BEGIN Provided material

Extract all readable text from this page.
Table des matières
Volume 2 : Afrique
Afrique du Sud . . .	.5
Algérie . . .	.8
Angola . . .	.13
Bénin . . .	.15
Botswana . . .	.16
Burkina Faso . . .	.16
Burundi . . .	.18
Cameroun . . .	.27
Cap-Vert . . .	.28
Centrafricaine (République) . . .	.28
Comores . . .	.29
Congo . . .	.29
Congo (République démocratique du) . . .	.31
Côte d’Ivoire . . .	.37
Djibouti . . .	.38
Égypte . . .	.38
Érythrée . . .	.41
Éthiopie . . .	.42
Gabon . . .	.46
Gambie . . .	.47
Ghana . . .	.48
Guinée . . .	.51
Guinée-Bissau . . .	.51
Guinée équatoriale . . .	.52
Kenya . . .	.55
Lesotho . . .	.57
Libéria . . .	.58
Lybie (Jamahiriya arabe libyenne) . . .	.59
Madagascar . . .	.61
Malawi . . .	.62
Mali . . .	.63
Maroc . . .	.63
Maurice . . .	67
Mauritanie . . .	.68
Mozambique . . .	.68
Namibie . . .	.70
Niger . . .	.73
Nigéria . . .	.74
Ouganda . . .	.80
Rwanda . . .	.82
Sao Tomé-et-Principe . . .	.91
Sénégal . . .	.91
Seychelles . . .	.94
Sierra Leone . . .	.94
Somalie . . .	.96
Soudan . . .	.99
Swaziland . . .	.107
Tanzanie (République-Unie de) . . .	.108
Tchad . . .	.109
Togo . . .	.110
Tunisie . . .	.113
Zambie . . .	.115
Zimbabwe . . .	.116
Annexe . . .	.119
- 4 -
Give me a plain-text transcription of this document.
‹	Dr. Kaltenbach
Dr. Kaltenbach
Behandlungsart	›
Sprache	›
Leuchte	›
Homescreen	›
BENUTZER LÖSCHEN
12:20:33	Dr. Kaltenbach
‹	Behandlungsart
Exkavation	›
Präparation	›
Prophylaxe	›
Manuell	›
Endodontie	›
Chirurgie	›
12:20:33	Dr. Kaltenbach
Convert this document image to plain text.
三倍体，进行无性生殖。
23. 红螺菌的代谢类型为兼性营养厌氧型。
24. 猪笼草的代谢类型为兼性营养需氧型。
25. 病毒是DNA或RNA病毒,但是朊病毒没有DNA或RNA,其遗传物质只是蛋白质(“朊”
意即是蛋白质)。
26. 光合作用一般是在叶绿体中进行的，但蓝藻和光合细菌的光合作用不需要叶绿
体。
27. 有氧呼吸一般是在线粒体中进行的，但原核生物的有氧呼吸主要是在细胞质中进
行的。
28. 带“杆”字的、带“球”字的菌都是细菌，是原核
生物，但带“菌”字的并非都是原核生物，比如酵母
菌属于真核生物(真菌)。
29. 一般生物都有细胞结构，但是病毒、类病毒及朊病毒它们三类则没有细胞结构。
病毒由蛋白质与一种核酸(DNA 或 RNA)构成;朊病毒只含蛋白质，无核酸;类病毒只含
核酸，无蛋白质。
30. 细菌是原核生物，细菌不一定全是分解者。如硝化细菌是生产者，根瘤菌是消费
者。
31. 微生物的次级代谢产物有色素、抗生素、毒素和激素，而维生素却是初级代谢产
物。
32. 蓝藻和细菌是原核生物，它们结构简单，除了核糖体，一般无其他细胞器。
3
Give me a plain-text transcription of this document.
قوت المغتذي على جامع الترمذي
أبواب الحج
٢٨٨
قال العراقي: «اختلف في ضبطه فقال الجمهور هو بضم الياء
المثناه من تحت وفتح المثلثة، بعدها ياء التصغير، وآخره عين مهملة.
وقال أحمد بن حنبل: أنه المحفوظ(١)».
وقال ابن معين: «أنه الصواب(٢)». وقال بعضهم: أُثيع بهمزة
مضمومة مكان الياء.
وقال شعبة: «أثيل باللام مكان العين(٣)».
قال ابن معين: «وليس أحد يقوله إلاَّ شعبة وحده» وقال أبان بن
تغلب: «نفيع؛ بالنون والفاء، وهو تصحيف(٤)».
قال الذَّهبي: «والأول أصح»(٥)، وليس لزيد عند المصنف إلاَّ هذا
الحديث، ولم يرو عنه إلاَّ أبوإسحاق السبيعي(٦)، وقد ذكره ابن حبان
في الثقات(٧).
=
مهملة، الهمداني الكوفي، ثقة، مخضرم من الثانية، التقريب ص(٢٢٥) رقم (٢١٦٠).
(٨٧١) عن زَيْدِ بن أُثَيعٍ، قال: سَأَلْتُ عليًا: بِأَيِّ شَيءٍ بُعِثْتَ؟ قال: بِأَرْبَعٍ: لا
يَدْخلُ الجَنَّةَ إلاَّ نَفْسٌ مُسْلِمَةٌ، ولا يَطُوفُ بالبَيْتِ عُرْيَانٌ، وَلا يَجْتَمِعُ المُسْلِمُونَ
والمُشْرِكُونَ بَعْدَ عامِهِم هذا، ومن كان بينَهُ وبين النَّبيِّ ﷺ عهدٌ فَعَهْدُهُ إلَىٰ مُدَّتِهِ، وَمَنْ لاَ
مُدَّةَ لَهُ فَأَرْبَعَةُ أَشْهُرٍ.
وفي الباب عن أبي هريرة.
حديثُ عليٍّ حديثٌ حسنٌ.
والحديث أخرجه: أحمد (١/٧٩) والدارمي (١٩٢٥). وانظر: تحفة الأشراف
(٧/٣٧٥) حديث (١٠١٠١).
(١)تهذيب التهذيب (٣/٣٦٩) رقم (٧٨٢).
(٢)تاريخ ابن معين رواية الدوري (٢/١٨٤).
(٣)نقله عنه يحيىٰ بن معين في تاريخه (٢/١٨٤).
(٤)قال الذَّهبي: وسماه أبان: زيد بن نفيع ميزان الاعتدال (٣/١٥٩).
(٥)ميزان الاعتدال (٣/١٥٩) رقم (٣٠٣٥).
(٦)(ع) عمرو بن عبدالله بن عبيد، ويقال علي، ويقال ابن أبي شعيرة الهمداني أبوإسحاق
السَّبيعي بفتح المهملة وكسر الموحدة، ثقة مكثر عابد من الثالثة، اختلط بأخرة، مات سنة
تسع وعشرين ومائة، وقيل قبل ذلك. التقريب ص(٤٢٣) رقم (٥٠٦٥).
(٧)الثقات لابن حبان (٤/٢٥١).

END Provided material

How many lines in these entries contain the string "نفيع"? State the number and nothing more.

- Complete output
2